Dataset items
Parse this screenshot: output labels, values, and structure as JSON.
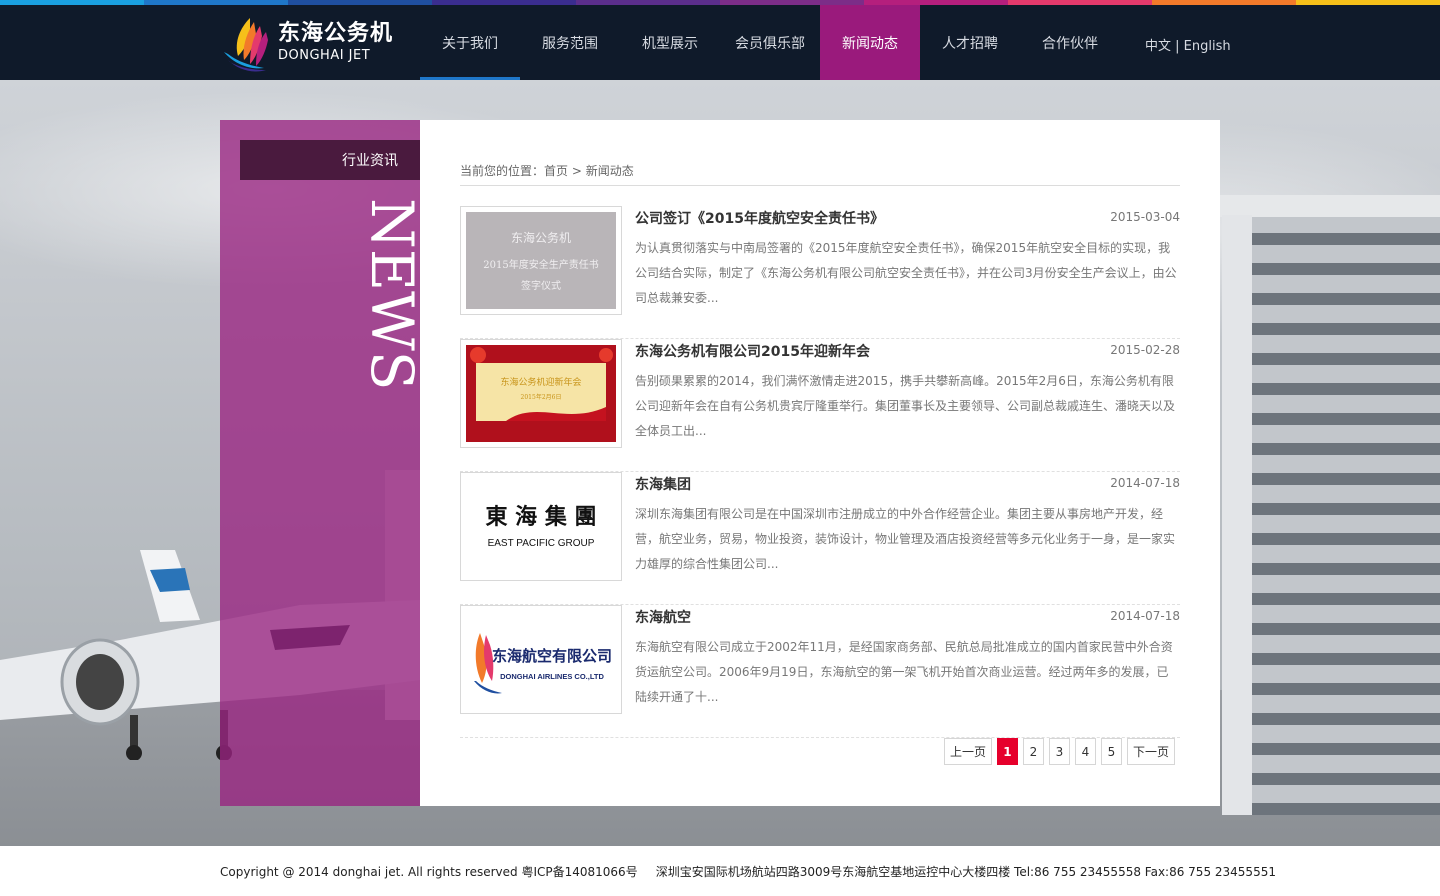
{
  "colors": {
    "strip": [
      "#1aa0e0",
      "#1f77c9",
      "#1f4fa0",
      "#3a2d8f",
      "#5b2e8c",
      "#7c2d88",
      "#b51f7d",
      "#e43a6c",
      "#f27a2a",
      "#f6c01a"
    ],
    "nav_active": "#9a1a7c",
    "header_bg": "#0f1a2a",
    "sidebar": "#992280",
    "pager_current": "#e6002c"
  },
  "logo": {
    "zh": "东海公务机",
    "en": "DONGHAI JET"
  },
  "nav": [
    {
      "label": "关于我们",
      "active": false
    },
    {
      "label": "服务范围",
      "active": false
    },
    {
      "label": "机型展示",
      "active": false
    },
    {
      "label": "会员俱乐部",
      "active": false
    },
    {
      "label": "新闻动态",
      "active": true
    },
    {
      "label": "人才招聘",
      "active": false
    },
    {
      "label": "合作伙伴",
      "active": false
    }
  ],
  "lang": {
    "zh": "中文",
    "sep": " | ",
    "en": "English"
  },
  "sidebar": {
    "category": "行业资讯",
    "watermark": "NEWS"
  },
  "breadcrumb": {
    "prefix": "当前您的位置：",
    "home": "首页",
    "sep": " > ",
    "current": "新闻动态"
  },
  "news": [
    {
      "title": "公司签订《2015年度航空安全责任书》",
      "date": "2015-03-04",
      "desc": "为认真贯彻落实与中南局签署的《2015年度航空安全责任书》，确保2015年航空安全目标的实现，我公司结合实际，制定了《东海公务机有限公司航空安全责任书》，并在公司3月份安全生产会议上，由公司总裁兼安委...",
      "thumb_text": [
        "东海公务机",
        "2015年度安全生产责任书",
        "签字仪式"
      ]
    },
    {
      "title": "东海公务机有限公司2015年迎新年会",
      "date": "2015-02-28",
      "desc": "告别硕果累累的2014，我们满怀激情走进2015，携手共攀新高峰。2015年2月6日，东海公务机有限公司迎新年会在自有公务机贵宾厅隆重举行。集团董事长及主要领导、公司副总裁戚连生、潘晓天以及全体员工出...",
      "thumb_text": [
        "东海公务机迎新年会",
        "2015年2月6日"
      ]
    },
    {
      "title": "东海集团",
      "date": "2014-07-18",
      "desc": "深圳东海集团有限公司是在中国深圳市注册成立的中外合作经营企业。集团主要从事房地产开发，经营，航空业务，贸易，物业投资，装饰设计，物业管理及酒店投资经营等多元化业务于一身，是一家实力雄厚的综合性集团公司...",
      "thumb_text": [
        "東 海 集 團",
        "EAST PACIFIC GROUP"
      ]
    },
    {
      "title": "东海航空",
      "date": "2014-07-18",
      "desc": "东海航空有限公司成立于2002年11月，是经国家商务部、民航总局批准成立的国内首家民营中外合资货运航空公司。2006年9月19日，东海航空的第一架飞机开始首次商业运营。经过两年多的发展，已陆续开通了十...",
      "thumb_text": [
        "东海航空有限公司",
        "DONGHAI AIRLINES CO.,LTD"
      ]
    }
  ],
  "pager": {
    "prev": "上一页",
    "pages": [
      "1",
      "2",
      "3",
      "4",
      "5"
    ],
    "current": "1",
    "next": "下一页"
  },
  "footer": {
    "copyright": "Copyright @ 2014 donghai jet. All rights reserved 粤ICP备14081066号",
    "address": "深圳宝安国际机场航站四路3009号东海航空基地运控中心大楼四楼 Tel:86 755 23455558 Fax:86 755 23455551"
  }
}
* * *
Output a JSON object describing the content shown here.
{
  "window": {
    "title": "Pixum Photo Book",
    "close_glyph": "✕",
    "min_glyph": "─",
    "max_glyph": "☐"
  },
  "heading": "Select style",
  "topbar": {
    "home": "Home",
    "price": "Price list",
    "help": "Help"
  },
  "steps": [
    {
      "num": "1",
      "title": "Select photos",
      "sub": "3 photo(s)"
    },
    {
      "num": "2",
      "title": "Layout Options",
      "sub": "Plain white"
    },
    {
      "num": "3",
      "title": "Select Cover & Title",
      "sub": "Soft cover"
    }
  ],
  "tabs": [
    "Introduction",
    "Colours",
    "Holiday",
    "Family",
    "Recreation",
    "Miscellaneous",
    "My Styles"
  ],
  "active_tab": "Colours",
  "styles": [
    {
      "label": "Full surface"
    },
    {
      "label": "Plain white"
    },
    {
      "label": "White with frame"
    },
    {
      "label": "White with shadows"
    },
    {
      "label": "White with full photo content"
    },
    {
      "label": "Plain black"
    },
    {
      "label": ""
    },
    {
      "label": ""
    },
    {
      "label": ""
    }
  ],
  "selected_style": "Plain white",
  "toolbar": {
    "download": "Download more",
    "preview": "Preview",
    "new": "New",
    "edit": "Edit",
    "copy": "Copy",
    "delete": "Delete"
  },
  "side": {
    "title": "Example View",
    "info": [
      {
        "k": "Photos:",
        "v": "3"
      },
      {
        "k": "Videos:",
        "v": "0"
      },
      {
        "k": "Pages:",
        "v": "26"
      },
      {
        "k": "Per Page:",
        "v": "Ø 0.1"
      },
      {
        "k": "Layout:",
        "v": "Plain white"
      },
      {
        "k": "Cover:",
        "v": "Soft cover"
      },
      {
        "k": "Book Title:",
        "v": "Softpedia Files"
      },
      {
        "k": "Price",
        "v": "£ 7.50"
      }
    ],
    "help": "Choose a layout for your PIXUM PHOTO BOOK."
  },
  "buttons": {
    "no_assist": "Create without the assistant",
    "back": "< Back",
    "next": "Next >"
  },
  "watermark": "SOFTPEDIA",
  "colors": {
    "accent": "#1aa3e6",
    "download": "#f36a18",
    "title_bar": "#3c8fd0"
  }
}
* * *
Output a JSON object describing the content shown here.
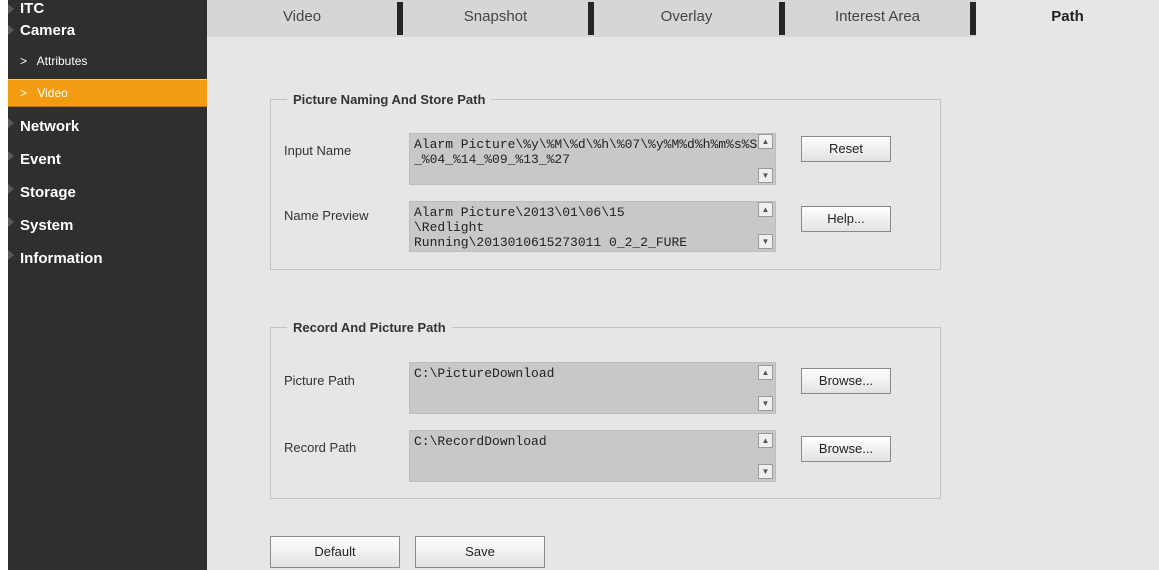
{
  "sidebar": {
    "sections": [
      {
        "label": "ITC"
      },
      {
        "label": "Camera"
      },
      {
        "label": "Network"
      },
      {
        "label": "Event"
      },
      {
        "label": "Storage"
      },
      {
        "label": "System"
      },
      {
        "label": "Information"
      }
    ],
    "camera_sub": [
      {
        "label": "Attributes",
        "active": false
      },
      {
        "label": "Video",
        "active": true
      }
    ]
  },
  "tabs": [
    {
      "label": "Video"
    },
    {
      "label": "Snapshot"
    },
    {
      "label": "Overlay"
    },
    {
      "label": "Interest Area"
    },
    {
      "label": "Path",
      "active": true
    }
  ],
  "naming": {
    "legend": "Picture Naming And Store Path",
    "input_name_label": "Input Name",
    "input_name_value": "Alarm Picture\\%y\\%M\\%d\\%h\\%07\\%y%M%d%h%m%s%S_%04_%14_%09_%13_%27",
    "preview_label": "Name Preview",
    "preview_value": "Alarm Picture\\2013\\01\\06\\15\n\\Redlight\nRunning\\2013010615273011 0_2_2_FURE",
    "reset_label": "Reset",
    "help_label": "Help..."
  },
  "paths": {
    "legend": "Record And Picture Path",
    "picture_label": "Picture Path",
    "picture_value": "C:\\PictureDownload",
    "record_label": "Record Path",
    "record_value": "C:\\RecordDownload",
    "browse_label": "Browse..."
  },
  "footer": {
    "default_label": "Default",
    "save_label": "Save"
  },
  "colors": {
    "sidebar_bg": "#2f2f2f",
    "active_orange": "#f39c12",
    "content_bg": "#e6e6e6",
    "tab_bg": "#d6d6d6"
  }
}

Given request
Check each line above for the word "date" and give the number of lines that have it, nothing else.

Result
4